## AIM OF THE EXERCISE
Write out the entries line for line, from the first line through the line that contains "bar — [179, 1410, 299, 1625]", including both ends.

## LISTED RECORDS
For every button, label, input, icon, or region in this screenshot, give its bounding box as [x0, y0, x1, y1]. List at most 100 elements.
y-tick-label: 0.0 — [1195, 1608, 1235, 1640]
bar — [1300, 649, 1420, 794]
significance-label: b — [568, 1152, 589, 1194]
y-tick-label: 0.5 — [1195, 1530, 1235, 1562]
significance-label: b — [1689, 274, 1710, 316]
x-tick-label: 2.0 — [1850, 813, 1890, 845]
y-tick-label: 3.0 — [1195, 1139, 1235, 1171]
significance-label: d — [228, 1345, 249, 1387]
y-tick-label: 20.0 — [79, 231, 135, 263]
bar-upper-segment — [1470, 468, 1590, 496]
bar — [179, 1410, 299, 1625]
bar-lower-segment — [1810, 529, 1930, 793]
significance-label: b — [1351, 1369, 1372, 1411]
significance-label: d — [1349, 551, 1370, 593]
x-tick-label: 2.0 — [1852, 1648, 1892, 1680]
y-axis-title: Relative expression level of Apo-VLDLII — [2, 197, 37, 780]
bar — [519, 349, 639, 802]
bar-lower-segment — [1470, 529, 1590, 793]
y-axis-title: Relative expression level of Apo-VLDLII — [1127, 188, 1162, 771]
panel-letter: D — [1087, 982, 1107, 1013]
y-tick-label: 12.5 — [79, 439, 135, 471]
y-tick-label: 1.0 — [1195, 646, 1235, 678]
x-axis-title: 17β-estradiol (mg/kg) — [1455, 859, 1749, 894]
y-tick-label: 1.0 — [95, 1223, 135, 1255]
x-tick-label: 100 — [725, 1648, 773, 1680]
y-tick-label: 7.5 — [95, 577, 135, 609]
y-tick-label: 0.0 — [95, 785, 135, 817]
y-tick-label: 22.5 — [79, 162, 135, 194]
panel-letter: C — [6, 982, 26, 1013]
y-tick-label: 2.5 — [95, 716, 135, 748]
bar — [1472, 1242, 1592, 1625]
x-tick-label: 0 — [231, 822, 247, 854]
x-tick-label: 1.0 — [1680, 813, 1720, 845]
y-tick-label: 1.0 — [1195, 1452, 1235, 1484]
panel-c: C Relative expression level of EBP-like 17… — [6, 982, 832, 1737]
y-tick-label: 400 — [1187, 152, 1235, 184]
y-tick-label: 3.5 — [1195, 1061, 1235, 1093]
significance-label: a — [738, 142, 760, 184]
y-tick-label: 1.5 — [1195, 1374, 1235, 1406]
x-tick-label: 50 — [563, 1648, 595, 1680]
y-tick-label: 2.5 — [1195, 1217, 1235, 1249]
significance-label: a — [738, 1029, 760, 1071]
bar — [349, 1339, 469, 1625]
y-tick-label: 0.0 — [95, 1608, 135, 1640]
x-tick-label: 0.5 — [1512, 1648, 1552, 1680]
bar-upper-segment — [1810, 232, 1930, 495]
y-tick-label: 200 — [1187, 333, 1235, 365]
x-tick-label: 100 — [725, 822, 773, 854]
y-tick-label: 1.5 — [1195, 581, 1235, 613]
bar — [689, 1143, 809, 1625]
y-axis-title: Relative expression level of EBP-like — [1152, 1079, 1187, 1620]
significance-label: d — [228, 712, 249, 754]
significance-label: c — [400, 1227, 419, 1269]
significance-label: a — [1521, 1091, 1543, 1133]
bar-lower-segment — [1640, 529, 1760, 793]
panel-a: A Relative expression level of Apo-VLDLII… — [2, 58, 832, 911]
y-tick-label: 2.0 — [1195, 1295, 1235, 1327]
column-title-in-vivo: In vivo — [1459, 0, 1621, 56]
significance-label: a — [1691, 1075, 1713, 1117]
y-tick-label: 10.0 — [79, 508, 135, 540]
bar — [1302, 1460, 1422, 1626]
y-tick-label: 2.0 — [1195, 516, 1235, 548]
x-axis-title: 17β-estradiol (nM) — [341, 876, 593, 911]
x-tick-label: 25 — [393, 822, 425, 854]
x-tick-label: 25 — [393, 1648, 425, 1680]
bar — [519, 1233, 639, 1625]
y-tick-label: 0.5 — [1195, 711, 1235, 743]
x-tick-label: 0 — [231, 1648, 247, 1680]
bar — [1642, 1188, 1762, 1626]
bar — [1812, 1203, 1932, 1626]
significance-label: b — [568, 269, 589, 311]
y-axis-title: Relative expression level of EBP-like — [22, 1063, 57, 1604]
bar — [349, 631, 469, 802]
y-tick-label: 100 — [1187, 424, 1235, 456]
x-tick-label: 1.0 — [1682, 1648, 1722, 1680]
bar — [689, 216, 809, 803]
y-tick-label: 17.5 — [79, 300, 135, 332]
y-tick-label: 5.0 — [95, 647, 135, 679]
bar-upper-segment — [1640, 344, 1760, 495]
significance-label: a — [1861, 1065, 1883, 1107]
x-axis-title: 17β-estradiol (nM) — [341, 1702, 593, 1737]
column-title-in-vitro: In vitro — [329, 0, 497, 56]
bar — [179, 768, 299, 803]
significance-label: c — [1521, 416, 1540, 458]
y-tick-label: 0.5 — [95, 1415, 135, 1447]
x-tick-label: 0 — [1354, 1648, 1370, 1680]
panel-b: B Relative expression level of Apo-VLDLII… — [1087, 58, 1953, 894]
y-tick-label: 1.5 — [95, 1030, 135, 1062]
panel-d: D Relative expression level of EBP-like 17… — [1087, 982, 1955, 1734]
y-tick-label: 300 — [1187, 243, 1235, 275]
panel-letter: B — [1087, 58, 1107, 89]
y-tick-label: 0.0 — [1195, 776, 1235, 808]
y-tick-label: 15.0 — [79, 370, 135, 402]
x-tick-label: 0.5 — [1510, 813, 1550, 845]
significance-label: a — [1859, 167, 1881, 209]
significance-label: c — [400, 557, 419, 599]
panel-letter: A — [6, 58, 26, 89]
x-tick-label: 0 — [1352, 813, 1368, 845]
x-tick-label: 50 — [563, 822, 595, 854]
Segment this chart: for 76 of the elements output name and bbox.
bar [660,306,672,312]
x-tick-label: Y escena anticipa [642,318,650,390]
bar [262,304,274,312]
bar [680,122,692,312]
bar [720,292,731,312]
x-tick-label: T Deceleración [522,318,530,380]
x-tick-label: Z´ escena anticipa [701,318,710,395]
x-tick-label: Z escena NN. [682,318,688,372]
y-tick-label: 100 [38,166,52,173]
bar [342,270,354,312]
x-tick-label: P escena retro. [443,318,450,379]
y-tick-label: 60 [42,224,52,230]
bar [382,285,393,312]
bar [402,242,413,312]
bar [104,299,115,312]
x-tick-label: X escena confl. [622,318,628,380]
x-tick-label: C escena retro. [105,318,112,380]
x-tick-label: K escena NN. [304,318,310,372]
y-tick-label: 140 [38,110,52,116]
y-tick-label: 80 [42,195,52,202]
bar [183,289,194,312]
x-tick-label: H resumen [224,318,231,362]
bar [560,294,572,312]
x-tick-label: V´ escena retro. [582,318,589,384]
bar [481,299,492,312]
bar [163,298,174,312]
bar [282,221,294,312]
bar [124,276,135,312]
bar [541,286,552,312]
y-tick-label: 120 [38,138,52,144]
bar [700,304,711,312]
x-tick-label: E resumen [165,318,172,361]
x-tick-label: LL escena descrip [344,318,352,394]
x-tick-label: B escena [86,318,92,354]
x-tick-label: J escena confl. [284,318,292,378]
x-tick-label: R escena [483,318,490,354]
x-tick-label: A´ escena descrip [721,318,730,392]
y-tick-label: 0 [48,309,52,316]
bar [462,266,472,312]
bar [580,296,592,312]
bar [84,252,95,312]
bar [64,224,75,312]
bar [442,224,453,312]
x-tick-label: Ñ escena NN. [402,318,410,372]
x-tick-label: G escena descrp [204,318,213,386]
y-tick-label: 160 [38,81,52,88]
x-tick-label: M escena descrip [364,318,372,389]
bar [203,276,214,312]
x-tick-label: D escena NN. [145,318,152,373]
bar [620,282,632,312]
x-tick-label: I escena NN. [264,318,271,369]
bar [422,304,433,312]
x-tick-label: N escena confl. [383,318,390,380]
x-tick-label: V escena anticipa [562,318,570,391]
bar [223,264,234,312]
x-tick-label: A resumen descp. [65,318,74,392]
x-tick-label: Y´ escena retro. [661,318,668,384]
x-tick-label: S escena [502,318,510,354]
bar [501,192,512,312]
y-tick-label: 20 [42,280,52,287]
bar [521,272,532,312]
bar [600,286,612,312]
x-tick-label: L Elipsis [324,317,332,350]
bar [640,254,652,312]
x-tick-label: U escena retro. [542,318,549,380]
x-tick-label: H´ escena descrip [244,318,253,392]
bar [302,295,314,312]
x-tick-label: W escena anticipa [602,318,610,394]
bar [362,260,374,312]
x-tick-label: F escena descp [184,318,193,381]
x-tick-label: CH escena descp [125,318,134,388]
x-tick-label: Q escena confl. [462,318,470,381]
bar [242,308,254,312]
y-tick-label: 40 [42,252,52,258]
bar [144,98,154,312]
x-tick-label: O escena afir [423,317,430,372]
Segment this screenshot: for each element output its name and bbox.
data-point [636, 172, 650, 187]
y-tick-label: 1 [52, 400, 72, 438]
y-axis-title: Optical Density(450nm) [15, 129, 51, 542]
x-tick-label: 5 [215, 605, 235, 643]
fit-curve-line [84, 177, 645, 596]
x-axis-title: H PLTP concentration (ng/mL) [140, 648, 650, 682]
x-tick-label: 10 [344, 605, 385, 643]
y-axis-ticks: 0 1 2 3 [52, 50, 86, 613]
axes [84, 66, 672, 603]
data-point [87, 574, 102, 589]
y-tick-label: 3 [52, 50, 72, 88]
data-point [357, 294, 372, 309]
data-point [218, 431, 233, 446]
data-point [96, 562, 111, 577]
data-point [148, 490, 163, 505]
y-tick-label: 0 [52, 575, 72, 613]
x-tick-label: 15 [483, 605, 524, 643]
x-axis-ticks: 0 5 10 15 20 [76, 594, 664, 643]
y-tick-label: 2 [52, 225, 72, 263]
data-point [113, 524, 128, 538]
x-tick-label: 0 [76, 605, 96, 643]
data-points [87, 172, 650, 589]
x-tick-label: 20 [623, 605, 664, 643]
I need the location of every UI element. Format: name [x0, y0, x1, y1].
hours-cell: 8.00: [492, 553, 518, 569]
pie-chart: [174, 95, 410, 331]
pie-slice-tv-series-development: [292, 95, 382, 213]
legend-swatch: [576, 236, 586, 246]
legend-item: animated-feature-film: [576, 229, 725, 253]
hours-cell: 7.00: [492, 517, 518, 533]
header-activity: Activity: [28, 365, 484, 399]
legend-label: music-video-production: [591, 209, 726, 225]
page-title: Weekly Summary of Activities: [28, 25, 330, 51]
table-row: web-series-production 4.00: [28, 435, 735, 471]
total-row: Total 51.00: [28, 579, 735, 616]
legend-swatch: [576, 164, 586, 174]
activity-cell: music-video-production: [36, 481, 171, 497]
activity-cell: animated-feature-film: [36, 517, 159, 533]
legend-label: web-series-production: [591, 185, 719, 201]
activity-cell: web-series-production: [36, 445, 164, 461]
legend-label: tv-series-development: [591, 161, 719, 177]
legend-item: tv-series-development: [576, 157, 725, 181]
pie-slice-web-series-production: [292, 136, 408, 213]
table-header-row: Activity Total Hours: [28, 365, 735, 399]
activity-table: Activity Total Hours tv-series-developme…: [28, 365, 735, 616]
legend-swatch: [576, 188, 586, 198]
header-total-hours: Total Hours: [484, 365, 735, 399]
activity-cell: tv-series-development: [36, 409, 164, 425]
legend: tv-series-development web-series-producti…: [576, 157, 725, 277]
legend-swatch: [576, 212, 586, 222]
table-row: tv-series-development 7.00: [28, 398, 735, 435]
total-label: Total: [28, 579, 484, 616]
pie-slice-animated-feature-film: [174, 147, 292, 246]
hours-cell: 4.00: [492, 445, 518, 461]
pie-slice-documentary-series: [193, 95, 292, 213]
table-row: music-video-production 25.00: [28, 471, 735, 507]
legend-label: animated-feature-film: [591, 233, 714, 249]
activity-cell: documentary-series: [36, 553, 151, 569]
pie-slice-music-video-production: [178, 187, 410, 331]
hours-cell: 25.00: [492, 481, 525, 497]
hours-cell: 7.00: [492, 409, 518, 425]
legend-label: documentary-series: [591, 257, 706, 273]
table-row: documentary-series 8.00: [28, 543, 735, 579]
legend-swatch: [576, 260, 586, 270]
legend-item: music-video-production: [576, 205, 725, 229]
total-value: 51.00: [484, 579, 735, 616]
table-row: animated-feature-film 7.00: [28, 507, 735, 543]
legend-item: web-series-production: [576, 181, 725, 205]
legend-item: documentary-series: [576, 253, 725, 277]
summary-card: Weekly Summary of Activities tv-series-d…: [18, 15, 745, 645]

## CORRECT RESPONSE
For every button, label, input, icon, or region in this screenshot, give its bounding box as [x0, y0, x1, y1]. List at most 100 elements.
y-tick-label: 0.0 — [1195, 1608, 1235, 1640]
bar — [1300, 649, 1420, 794]
significance-label: b — [568, 1152, 589, 1194]
y-tick-label: 0.5 — [1195, 1530, 1235, 1562]
significance-label: b — [1689, 274, 1710, 316]
x-tick-label: 2.0 — [1850, 813, 1890, 845]
y-tick-label: 3.0 — [1195, 1139, 1235, 1171]
significance-label: d — [228, 1345, 249, 1387]
y-tick-label: 20.0 — [79, 231, 135, 263]
bar-upper-segment — [1470, 468, 1590, 496]
bar — [179, 1410, 299, 1625]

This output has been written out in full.